## DO THIS
In the data below, find every line with the string "female" and pull it out.
— START —
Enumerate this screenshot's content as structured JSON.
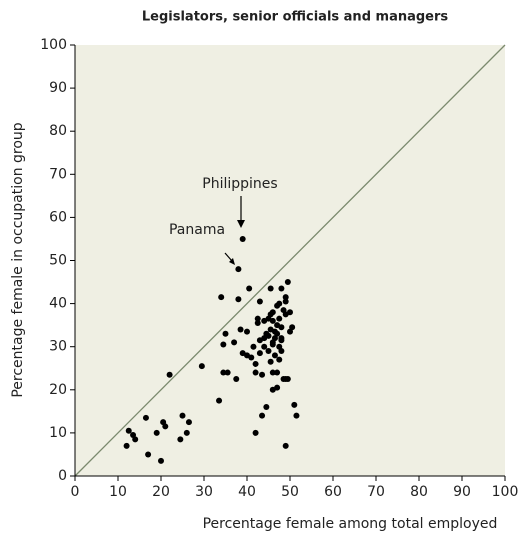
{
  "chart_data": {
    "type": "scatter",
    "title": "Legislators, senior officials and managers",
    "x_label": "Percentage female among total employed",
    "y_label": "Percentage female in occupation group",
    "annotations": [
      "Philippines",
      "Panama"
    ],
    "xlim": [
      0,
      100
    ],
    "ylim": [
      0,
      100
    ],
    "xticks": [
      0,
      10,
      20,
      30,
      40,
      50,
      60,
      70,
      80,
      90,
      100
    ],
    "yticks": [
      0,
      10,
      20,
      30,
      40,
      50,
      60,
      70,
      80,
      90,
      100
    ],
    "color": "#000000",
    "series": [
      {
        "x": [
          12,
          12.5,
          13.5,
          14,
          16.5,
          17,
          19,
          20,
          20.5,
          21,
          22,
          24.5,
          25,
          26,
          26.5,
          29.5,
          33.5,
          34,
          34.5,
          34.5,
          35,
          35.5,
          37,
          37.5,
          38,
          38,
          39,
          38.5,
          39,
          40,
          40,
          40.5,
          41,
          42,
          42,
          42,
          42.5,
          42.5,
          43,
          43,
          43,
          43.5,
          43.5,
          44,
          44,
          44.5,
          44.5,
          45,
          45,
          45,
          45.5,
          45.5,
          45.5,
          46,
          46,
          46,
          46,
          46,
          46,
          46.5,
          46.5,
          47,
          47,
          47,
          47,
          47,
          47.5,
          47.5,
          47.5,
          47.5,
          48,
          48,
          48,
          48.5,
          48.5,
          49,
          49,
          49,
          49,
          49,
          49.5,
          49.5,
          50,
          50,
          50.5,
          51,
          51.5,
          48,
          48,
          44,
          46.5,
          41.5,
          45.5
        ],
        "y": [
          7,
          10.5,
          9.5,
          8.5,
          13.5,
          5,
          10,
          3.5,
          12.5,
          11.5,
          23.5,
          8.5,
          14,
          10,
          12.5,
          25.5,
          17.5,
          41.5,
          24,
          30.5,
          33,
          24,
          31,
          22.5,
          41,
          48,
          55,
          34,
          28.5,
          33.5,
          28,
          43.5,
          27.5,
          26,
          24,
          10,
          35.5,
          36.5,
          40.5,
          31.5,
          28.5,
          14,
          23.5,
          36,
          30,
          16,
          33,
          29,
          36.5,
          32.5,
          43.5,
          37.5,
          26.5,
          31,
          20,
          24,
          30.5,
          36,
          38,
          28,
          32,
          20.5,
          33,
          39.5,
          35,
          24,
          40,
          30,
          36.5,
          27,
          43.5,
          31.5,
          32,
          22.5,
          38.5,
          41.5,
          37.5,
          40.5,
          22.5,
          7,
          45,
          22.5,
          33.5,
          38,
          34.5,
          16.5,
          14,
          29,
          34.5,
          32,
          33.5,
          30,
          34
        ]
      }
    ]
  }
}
— END —
— START —
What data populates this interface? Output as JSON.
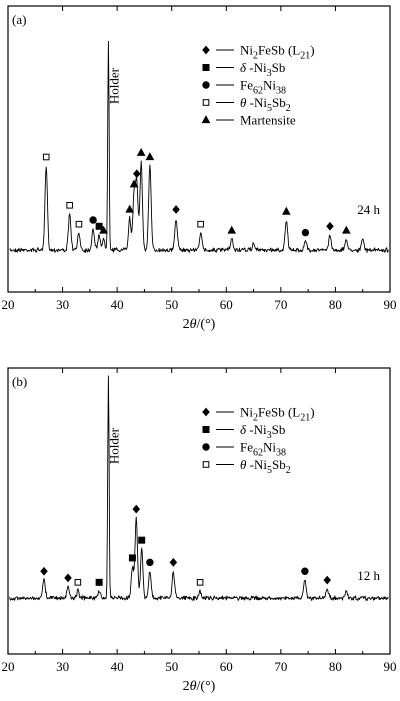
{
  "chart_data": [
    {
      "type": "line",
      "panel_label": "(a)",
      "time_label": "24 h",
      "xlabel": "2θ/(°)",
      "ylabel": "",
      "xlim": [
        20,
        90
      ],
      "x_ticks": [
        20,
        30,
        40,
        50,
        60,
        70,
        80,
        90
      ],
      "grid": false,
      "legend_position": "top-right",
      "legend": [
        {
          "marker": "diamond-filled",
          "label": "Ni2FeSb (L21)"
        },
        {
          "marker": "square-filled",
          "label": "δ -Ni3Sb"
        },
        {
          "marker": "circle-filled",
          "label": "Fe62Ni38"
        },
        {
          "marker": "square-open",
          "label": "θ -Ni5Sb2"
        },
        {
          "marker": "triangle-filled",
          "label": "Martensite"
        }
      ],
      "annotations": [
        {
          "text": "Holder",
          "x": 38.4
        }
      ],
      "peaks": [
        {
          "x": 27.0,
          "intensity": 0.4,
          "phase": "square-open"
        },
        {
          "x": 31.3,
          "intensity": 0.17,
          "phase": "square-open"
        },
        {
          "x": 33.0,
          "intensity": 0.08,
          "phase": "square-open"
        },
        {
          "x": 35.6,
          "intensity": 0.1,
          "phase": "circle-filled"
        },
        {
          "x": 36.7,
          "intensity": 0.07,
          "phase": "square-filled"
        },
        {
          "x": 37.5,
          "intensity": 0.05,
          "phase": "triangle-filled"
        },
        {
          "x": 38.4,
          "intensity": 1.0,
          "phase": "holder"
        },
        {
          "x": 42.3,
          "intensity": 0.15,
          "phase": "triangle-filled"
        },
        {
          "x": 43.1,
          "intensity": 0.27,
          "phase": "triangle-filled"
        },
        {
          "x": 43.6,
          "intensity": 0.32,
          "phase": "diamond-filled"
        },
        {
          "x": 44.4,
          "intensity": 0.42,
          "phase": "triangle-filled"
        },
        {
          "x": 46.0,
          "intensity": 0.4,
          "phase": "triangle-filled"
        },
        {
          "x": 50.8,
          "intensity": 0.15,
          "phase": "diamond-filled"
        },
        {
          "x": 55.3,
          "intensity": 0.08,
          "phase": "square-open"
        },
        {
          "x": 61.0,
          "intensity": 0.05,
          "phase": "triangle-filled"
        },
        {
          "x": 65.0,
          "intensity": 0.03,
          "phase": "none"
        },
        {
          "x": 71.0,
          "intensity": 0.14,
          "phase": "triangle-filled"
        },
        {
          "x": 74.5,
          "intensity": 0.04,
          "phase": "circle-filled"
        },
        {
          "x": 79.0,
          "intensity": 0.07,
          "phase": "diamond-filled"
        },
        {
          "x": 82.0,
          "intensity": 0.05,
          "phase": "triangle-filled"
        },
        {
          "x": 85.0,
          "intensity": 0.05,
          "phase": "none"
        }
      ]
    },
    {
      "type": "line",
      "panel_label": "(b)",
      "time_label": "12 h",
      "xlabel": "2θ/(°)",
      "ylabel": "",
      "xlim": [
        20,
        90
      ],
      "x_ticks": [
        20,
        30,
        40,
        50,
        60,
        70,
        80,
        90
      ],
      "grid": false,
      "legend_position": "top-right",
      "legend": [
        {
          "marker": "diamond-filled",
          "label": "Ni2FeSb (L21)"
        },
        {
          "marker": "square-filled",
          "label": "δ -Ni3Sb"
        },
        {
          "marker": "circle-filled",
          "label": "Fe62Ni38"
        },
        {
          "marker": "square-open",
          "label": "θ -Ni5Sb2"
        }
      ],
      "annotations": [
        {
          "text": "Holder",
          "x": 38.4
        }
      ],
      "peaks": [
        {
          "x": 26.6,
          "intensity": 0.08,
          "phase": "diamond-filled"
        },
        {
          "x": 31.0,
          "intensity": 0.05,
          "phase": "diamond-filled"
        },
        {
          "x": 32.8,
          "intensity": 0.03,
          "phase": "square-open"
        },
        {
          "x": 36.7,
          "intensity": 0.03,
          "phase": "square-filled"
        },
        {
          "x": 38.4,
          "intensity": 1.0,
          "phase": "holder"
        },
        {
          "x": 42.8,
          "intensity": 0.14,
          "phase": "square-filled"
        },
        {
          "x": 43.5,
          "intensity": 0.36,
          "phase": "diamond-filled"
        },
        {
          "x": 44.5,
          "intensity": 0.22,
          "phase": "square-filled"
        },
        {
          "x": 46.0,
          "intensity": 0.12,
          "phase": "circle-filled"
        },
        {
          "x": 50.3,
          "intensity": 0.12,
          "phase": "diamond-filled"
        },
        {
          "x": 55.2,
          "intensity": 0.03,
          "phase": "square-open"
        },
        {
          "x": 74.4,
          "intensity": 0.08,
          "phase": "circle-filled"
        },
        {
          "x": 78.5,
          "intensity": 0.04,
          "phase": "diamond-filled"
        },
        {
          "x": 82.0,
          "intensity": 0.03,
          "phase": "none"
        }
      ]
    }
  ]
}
— END —
— START —
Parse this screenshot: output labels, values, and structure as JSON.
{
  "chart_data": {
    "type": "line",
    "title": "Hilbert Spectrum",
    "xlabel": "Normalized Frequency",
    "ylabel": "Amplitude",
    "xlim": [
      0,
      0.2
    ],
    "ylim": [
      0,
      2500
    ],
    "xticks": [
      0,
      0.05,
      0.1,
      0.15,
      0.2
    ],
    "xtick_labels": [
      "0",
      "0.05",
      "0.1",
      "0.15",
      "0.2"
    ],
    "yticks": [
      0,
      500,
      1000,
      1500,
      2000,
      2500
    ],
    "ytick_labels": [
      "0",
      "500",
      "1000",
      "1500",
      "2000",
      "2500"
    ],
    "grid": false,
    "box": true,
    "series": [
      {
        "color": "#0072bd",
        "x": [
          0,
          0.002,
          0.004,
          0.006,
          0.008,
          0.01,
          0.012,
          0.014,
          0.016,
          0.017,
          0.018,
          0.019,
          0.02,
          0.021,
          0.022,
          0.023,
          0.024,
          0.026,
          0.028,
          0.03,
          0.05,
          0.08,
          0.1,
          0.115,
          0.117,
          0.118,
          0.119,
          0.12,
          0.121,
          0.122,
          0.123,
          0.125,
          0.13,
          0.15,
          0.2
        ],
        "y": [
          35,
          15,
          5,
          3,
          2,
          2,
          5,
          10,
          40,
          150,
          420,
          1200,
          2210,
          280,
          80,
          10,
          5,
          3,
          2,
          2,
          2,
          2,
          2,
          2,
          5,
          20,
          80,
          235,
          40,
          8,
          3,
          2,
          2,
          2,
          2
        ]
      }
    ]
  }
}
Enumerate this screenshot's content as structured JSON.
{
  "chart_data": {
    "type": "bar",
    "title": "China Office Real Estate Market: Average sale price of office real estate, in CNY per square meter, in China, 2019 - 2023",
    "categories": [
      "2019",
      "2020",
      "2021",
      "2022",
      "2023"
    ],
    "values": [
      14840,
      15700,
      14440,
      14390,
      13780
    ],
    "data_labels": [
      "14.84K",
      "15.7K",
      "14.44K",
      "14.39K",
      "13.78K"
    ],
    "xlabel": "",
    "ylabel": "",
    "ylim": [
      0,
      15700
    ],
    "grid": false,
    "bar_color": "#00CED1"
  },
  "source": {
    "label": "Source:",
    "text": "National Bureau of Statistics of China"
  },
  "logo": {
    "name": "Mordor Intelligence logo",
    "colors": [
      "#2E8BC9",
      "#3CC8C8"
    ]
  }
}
— END —
## WRITTEN SOLUTION
    "x_label": "Percentage female among total employed",
    "y_label": "Percentage female in occupation group",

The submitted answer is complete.